*Task directions*: State how many lines of the records contain the string "Surface". Give the number alone.

*Supplied information*:

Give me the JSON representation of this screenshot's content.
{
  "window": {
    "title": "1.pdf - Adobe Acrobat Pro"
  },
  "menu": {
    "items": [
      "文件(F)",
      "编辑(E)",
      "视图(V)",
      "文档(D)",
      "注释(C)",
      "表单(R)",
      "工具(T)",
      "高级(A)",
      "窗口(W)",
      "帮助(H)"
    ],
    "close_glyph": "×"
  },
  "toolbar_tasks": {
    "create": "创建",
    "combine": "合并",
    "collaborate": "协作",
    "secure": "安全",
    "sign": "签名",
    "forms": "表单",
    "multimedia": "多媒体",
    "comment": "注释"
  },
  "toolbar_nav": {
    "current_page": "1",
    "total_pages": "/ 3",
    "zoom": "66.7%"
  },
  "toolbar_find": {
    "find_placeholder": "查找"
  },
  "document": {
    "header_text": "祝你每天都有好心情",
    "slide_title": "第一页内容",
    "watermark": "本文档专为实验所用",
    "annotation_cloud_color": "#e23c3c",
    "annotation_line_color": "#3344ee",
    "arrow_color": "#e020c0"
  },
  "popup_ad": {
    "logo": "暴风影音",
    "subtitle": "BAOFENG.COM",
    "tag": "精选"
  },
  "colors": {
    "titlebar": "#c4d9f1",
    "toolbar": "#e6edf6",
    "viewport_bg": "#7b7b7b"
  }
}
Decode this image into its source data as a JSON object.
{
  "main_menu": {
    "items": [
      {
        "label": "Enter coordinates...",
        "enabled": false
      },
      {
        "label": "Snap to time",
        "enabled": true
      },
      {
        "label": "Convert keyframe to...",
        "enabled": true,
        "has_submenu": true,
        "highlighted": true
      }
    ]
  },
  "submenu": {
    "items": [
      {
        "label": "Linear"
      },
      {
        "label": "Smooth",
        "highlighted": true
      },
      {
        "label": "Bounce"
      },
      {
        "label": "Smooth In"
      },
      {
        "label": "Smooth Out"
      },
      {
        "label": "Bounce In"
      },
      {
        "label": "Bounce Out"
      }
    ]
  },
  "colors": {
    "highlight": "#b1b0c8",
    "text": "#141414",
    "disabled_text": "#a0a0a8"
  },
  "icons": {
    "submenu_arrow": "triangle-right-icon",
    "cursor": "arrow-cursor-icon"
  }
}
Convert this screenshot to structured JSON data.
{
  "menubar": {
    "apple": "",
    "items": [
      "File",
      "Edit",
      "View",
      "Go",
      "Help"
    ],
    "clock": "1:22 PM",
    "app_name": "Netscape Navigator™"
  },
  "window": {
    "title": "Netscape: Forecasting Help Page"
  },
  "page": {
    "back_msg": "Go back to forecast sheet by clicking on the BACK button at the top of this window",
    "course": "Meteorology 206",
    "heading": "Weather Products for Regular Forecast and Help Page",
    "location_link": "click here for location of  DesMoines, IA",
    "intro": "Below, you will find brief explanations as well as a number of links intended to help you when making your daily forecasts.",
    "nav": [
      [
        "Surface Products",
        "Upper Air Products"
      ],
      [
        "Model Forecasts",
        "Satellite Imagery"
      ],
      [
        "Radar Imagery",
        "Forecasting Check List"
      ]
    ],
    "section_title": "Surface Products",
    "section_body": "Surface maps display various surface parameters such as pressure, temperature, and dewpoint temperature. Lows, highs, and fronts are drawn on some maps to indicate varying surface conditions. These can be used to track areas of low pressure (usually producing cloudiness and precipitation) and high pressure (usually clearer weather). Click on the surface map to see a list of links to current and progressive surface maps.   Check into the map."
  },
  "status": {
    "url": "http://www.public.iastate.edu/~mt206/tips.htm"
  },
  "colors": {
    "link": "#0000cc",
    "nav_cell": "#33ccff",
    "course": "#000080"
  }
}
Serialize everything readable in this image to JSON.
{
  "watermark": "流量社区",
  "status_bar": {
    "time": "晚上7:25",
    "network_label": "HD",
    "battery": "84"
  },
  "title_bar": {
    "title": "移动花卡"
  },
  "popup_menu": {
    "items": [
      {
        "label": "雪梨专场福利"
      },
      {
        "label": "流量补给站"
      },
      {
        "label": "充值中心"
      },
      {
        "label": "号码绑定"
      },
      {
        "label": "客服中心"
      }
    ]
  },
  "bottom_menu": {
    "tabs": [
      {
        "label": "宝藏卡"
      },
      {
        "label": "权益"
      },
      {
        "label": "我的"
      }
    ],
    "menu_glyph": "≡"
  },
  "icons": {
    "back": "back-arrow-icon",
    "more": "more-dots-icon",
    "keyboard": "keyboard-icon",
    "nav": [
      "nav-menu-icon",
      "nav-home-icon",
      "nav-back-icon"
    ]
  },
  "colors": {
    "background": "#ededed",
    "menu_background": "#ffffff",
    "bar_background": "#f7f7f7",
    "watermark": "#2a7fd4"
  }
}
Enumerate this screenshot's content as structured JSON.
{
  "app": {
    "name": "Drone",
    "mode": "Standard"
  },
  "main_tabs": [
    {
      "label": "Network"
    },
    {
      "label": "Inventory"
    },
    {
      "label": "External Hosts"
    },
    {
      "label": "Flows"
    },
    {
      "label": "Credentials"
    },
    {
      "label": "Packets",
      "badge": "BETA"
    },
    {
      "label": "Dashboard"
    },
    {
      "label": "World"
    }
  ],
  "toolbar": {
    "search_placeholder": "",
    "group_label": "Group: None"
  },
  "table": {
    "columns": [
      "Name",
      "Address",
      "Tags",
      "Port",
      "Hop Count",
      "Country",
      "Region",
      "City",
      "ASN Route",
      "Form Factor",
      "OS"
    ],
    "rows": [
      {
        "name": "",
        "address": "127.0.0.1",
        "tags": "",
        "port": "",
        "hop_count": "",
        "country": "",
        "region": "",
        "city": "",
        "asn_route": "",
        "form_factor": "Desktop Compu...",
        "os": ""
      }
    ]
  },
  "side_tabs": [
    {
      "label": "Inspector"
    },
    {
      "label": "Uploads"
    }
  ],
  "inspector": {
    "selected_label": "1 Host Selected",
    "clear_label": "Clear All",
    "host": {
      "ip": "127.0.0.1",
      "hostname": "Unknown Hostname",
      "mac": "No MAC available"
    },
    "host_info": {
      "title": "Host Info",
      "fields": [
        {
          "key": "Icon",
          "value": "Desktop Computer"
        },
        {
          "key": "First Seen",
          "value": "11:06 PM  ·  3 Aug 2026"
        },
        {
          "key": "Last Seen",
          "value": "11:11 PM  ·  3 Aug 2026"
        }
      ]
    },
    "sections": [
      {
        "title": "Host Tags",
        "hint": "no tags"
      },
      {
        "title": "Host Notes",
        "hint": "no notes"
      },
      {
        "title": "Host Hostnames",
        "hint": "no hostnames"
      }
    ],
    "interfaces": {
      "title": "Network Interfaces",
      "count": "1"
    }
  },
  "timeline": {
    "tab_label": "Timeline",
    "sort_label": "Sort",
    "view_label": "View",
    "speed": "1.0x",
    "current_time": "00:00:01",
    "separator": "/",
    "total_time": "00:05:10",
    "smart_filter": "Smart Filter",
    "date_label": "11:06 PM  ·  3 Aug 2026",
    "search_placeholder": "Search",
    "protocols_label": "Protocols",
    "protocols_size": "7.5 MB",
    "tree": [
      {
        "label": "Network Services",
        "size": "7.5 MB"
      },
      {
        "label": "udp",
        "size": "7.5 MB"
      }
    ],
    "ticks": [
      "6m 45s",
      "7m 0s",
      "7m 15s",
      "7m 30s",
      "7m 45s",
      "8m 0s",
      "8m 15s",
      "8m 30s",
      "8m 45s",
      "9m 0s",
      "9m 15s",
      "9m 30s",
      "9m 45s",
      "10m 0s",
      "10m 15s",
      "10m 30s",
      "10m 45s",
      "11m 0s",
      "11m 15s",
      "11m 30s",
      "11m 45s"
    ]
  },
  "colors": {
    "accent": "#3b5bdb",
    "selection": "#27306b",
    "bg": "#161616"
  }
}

*Completed exercise*: 3